___ Raw records

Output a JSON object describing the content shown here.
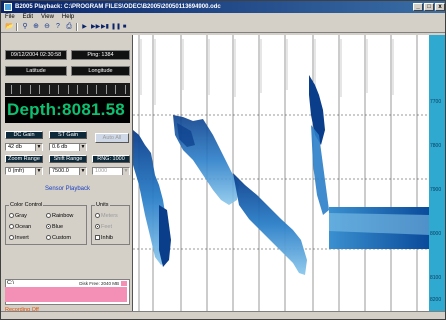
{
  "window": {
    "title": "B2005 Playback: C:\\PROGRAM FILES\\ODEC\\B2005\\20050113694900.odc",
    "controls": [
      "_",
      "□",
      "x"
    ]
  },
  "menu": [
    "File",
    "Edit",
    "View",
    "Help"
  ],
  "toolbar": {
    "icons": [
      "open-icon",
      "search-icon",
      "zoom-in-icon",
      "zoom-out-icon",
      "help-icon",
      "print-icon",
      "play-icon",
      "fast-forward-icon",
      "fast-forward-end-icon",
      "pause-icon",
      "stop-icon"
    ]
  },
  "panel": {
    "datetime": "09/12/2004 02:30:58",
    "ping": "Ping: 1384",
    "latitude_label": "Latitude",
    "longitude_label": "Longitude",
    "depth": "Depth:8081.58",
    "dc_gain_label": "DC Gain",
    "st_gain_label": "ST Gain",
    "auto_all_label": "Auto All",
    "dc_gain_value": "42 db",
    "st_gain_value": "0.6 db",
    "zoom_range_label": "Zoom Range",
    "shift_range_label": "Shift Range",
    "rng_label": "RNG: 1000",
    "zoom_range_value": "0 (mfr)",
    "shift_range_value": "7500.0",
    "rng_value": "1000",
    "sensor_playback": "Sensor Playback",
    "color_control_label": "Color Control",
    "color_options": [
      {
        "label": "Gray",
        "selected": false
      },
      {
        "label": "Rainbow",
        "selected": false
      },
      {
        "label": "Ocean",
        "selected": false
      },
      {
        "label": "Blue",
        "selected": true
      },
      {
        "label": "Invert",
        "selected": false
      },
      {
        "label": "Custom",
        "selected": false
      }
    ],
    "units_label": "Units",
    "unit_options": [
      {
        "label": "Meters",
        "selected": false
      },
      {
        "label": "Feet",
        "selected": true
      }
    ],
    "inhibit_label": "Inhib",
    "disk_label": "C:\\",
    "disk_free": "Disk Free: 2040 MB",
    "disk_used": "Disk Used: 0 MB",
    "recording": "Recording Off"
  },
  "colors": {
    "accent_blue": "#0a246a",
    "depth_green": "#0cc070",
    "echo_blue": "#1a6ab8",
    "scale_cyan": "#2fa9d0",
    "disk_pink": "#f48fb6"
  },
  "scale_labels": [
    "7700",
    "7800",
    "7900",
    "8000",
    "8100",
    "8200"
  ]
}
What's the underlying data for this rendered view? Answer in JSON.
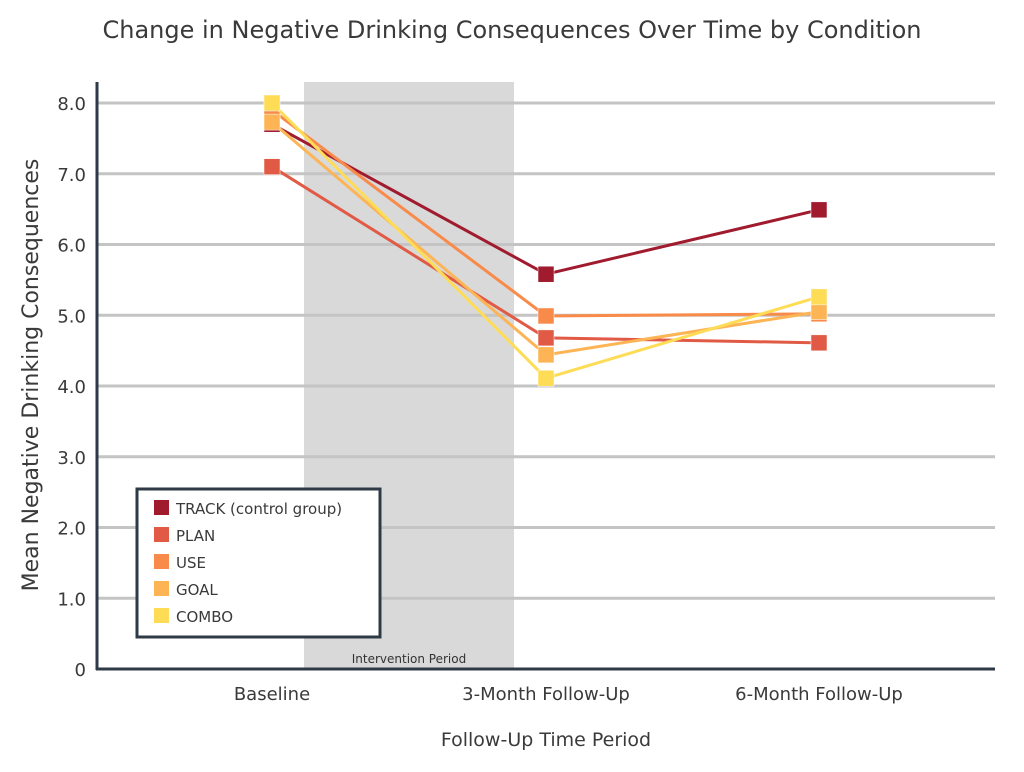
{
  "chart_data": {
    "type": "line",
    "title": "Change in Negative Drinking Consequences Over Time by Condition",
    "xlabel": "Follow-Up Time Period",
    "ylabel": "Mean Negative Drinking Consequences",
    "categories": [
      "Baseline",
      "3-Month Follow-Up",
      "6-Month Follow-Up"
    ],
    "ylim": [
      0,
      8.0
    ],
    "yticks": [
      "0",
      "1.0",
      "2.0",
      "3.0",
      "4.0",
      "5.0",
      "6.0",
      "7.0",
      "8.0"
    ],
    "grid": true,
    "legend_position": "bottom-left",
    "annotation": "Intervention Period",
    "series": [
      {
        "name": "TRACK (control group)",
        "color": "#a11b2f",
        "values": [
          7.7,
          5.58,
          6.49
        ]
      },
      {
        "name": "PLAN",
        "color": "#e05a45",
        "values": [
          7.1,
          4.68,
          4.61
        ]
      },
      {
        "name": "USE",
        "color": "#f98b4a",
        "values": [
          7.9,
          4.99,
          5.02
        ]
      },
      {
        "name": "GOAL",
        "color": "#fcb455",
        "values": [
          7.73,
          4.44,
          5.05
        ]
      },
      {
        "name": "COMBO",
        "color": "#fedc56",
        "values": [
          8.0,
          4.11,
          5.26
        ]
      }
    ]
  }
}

______

● What is required: Repeat each entry exactly. Pictures do not belong in the copy.

● Exercise solution:
Output a JSON object describing the content shown here.
{
  "window": {
    "title": "B2005 Playback: C:\\PROGRAM FILES\\ODEC\\B2005\\20050113694900.odc",
    "controls": [
      "_",
      "□",
      "x"
    ]
  },
  "menu": [
    "File",
    "Edit",
    "View",
    "Help"
  ],
  "toolbar": {
    "icons": [
      "open-icon",
      "search-icon",
      "zoom-in-icon",
      "zoom-out-icon",
      "help-icon",
      "print-icon",
      "play-icon",
      "fast-forward-icon",
      "fast-forward-end-icon",
      "pause-icon",
      "stop-icon"
    ]
  },
  "panel": {
    "datetime": "09/12/2004 02:30:58",
    "ping": "Ping: 1384",
    "latitude_label": "Latitude",
    "longitude_label": "Longitude",
    "depth": "Depth:8081.58",
    "dc_gain_label": "DC Gain",
    "st_gain_label": "ST Gain",
    "auto_all_label": "Auto All",
    "dc_gain_value": "42 db",
    "st_gain_value": "0.6 db",
    "zoom_range_label": "Zoom Range",
    "shift_range_label": "Shift Range",
    "rng_label": "RNG: 1000",
    "zoom_range_value": "0 (mfr)",
    "shift_range_value": "7500.0",
    "rng_value": "1000",
    "sensor_playback": "Sensor Playback",
    "color_control_label": "Color Control",
    "color_options": [
      {
        "label": "Gray",
        "selected": false
      },
      {
        "label": "Rainbow",
        "selected": false
      },
      {
        "label": "Ocean",
        "selected": false
      },
      {
        "label": "Blue",
        "selected": true
      },
      {
        "label": "Invert",
        "selected": false
      },
      {
        "label": "Custom",
        "selected": false
      }
    ],
    "units_label": "Units",
    "unit_options": [
      {
        "label": "Meters",
        "selected": false
      },
      {
        "label": "Feet",
        "selected": true
      }
    ],
    "inhibit_label": "Inhib",
    "disk_label": "C:\\",
    "disk_free": "Disk Free: 2040 MB",
    "disk_used": "Disk Used: 0 MB",
    "recording": "Recording Off"
  },
  "colors": {
    "accent_blue": "#0a246a",
    "depth_green": "#0cc070",
    "echo_blue": "#1a6ab8",
    "scale_cyan": "#2fa9d0",
    "disk_pink": "#f48fb6"
  },
  "scale_labels": [
    "7700",
    "7800",
    "7900",
    "8000",
    "8100",
    "8200"
  ]
}
What's the underlying data for this rendered view? Answer in JSON.
{
  "chart_data": {
    "type": "line",
    "title": "Change in Negative Drinking Consequences Over Time by Condition",
    "xlabel": "Follow-Up Time Period",
    "ylabel": "Mean Negative Drinking Consequences",
    "categories": [
      "Baseline",
      "3-Month Follow-Up",
      "6-Month Follow-Up"
    ],
    "ylim": [
      0,
      8.0
    ],
    "yticks": [
      "0",
      "1.0",
      "2.0",
      "3.0",
      "4.0",
      "5.0",
      "6.0",
      "7.0",
      "8.0"
    ],
    "grid": true,
    "legend_position": "bottom-left",
    "annotation": "Intervention Period",
    "series": [
      {
        "name": "TRACK (control group)",
        "color": "#a11b2f",
        "values": [
          7.7,
          5.58,
          6.49
        ]
      },
      {
        "name": "PLAN",
        "color": "#e05a45",
        "values": [
          7.1,
          4.68,
          4.61
        ]
      },
      {
        "name": "USE",
        "color": "#f98b4a",
        "values": [
          7.9,
          4.99,
          5.02
        ]
      },
      {
        "name": "GOAL",
        "color": "#fcb455",
        "values": [
          7.73,
          4.44,
          5.05
        ]
      },
      {
        "name": "COMBO",
        "color": "#fedc56",
        "values": [
          8.0,
          4.11,
          5.26
        ]
      }
    ]
  }
}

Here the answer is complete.